Stored entries

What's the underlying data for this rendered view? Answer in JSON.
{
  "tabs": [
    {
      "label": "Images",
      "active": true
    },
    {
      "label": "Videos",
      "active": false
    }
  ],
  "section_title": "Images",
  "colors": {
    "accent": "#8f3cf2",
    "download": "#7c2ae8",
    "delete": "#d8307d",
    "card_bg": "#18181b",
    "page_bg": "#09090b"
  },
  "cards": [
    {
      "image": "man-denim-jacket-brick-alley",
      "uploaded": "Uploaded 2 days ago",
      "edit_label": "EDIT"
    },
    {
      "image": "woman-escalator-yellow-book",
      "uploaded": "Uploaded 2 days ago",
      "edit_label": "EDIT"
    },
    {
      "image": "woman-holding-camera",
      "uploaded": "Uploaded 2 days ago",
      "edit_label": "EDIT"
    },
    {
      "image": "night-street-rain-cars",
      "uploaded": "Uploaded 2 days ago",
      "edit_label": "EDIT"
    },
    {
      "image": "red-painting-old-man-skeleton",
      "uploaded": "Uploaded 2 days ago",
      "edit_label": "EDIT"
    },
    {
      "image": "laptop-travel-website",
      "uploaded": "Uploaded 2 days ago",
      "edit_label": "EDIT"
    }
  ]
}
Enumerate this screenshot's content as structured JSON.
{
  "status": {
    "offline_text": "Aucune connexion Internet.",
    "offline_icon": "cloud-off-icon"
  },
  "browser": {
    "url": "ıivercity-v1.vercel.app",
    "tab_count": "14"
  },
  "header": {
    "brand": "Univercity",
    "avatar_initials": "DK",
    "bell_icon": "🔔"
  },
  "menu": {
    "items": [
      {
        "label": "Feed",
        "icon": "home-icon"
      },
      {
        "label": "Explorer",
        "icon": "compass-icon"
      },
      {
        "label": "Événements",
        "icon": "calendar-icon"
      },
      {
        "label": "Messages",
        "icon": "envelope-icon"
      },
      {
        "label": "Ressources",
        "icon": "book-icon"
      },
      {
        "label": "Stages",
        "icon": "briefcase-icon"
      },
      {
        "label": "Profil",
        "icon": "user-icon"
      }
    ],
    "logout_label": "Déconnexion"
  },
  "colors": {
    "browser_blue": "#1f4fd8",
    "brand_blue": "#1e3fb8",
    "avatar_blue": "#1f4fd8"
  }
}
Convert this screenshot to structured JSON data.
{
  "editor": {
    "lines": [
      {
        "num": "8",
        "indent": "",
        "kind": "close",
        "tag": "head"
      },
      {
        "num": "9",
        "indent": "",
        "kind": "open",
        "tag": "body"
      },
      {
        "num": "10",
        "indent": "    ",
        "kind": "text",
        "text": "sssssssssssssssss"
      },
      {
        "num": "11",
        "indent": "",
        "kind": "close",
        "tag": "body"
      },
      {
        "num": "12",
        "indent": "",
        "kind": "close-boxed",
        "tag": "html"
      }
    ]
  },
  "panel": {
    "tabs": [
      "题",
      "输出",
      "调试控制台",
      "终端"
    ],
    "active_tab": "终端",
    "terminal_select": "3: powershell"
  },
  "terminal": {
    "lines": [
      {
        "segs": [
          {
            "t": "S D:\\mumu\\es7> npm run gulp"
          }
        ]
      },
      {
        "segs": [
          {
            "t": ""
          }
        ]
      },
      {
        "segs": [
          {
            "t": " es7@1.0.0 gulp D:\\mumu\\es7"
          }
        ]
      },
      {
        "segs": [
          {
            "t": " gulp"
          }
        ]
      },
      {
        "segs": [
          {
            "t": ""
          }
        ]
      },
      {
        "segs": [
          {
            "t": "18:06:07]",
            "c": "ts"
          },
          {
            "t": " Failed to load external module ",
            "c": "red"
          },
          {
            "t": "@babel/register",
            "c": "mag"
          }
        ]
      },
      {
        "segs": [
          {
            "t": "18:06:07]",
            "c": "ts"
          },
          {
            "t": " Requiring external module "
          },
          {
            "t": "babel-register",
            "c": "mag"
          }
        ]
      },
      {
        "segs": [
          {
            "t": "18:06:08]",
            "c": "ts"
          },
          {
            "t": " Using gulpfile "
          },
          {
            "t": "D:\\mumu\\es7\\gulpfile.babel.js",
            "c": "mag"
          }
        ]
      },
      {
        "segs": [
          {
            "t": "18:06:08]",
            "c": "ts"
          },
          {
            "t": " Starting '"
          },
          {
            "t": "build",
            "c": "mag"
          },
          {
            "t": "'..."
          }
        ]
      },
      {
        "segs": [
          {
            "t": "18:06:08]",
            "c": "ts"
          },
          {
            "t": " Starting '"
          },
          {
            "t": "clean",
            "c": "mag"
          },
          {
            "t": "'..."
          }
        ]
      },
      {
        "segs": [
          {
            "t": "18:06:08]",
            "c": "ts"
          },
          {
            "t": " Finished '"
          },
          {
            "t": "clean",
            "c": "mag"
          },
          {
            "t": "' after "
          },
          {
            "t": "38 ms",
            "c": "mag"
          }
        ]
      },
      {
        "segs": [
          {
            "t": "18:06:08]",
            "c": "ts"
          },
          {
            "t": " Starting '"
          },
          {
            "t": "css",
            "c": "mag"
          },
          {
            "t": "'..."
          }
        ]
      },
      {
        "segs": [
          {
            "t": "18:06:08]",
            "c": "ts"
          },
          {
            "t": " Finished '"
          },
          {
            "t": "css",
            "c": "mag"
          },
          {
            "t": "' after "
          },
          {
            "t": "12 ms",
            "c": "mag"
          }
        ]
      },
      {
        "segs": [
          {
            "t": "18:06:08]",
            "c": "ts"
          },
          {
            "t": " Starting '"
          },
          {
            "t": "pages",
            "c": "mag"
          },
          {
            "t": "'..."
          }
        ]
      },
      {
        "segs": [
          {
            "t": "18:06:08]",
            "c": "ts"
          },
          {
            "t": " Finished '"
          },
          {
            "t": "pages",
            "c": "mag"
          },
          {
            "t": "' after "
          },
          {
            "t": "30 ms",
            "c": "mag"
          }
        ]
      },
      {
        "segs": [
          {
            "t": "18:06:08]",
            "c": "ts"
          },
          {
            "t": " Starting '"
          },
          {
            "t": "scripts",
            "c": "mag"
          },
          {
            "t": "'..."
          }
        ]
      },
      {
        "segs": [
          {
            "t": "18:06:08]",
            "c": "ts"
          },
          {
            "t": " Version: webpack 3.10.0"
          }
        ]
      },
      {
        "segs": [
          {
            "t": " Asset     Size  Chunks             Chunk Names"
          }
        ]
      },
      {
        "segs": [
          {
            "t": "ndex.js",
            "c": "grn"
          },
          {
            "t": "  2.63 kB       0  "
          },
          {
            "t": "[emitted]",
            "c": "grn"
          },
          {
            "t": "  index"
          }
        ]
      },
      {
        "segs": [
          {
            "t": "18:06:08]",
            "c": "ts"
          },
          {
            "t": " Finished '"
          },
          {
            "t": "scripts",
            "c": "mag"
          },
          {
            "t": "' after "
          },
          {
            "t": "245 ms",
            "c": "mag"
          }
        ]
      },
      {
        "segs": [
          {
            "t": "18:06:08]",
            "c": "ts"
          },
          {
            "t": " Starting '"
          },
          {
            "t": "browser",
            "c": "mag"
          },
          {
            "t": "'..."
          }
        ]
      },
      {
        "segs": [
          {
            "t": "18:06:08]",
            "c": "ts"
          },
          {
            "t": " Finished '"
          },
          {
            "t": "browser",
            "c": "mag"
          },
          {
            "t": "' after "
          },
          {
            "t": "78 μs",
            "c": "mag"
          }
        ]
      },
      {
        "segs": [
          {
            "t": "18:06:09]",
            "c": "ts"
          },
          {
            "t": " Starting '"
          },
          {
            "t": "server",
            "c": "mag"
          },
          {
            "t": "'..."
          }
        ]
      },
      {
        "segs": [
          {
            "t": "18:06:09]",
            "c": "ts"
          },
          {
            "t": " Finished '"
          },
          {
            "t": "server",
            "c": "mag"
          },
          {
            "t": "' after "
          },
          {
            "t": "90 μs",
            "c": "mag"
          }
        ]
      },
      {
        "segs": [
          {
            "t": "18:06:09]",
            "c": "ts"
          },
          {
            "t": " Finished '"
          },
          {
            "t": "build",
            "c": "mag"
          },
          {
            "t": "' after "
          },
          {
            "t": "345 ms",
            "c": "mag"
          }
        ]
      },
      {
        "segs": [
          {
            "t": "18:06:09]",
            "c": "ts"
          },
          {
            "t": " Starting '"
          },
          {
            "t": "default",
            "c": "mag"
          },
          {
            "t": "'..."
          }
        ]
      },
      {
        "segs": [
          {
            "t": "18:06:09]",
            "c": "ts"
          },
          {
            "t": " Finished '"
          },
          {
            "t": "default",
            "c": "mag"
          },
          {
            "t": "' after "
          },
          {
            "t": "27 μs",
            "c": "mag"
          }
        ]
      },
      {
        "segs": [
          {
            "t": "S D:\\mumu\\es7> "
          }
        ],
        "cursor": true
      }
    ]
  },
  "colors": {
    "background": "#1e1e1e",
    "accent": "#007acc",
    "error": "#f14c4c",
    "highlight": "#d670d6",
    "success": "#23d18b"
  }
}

▶ _BRIEF_: Collect, from the material above, every line containing the word "kind".

▶ _RESPONSE BELOW_:
        "kind": "close",
        "kind": "open",
        "kind": "text",
        "kind": "close",
        "kind": "close-boxed",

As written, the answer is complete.